EXERCISE PROMPT:
Pictures appear in the records below; write out everything else exactly.

INFORMATION SHOWN:
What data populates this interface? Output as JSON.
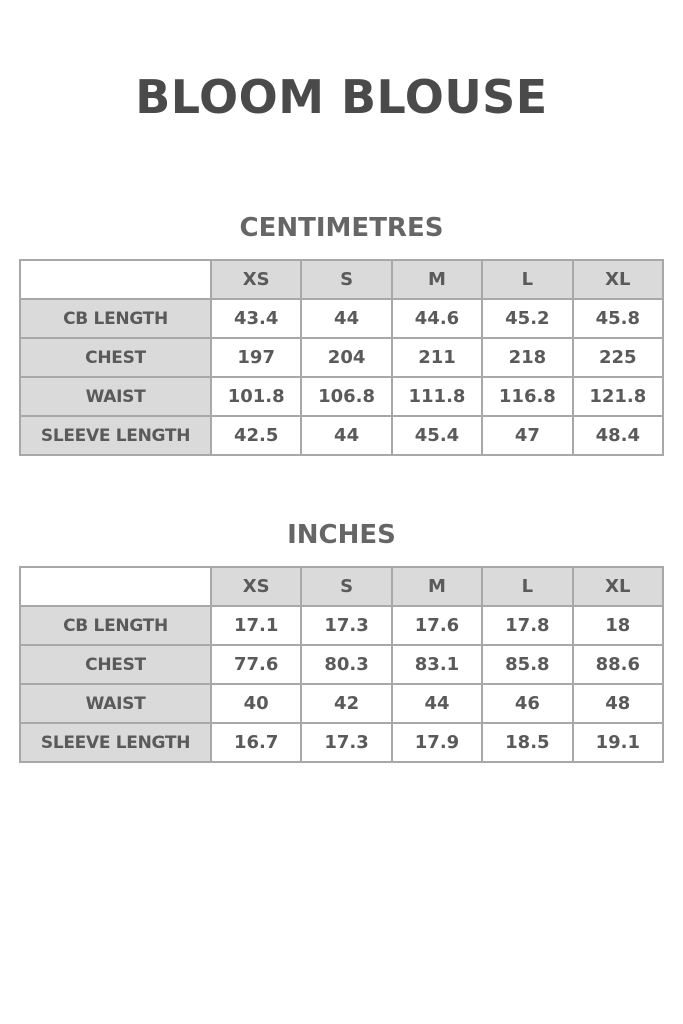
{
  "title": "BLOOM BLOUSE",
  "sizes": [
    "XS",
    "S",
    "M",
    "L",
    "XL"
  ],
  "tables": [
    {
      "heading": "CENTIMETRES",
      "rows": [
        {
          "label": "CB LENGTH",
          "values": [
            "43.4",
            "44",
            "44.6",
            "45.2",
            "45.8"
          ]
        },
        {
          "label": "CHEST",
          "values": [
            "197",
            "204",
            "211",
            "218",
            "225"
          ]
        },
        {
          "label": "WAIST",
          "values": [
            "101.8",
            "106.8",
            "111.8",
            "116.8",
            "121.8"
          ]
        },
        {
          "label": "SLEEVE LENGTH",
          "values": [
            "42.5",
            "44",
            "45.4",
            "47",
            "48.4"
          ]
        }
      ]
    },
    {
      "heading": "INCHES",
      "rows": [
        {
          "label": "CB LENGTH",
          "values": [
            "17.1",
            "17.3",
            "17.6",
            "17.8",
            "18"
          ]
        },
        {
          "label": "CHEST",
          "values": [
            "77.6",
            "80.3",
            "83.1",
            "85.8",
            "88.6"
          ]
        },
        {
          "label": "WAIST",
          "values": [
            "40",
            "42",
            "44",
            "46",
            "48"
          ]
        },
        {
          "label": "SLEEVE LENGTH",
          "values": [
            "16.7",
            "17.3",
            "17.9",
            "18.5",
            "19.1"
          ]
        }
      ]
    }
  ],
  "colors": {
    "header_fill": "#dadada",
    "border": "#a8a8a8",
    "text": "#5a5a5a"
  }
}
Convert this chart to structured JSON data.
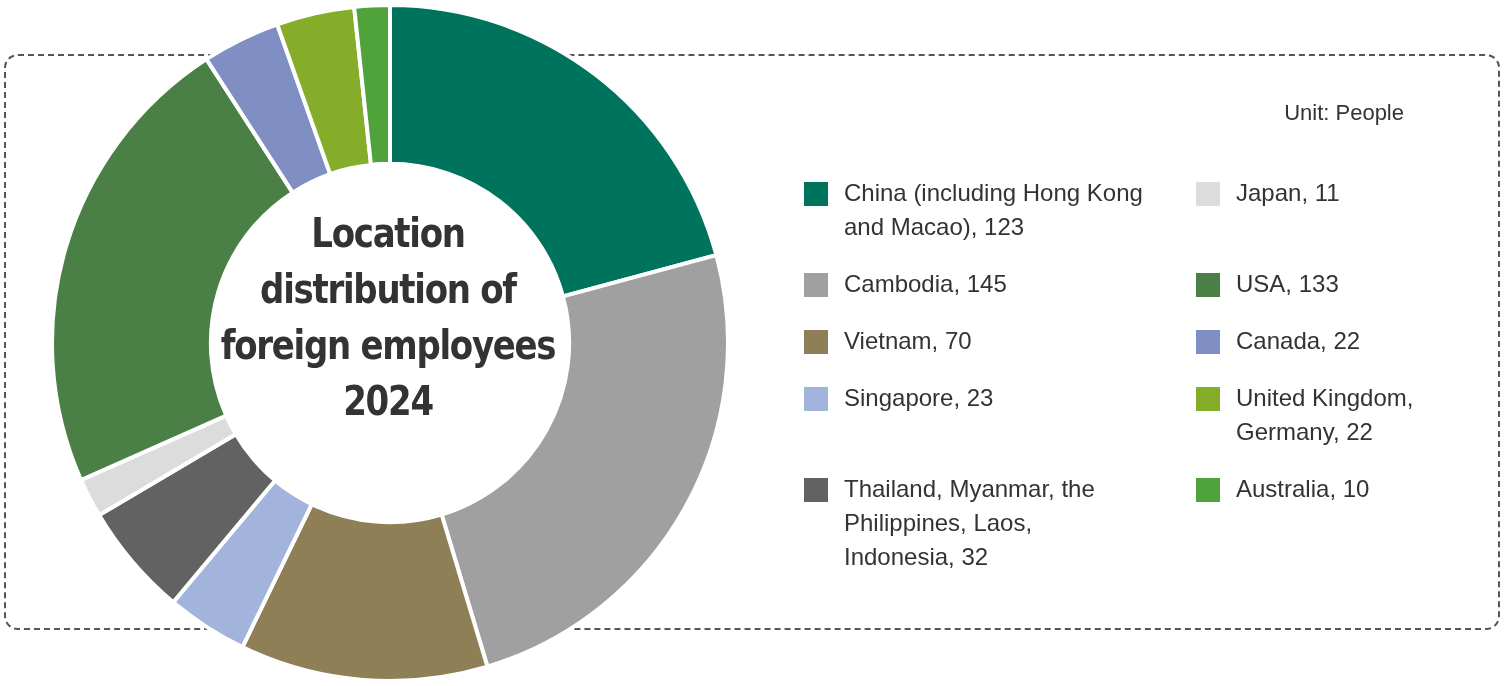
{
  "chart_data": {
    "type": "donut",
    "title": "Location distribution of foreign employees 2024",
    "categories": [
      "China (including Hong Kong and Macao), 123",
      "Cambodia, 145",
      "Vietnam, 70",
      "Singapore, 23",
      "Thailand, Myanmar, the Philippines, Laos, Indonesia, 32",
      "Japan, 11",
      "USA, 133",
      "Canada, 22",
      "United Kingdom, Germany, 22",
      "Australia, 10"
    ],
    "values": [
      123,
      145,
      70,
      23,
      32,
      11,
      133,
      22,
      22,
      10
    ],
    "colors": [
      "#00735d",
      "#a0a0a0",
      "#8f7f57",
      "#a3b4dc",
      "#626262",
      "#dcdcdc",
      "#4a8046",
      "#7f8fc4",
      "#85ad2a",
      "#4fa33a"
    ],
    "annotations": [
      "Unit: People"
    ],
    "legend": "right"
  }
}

ANSWER TO THE PROBLEM:
What data populates this interface? Output as JSON.
{
  "title": "BLOOM BLOUSE",
  "sizes": [
    "XS",
    "S",
    "M",
    "L",
    "XL"
  ],
  "tables": [
    {
      "heading": "CENTIMETRES",
      "rows": [
        {
          "label": "CB LENGTH",
          "values": [
            "43.4",
            "44",
            "44.6",
            "45.2",
            "45.8"
          ]
        },
        {
          "label": "CHEST",
          "values": [
            "197",
            "204",
            "211",
            "218",
            "225"
          ]
        },
        {
          "label": "WAIST",
          "values": [
            "101.8",
            "106.8",
            "111.8",
            "116.8",
            "121.8"
          ]
        },
        {
          "label": "SLEEVE LENGTH",
          "values": [
            "42.5",
            "44",
            "45.4",
            "47",
            "48.4"
          ]
        }
      ]
    },
    {
      "heading": "INCHES",
      "rows": [
        {
          "label": "CB LENGTH",
          "values": [
            "17.1",
            "17.3",
            "17.6",
            "17.8",
            "18"
          ]
        },
        {
          "label": "CHEST",
          "values": [
            "77.6",
            "80.3",
            "83.1",
            "85.8",
            "88.6"
          ]
        },
        {
          "label": "WAIST",
          "values": [
            "40",
            "42",
            "44",
            "46",
            "48"
          ]
        },
        {
          "label": "SLEEVE LENGTH",
          "values": [
            "16.7",
            "17.3",
            "17.9",
            "18.5",
            "19.1"
          ]
        }
      ]
    }
  ],
  "colors": {
    "header_fill": "#dadada",
    "border": "#a8a8a8",
    "text": "#5a5a5a"
  }
}
Convert this chart to structured JSON data.
{
  "chart_data": {
    "type": "donut",
    "title": "Location distribution of foreign employees 2024",
    "categories": [
      "China (including Hong Kong and Macao), 123",
      "Cambodia, 145",
      "Vietnam, 70",
      "Singapore, 23",
      "Thailand, Myanmar, the Philippines, Laos, Indonesia, 32",
      "Japan, 11",
      "USA, 133",
      "Canada, 22",
      "United Kingdom, Germany, 22",
      "Australia, 10"
    ],
    "values": [
      123,
      145,
      70,
      23,
      32,
      11,
      133,
      22,
      22,
      10
    ],
    "colors": [
      "#00735d",
      "#a0a0a0",
      "#8f7f57",
      "#a3b4dc",
      "#626262",
      "#dcdcdc",
      "#4a8046",
      "#7f8fc4",
      "#85ad2a",
      "#4fa33a"
    ],
    "annotations": [
      "Unit: People"
    ],
    "legend": "right"
  }
}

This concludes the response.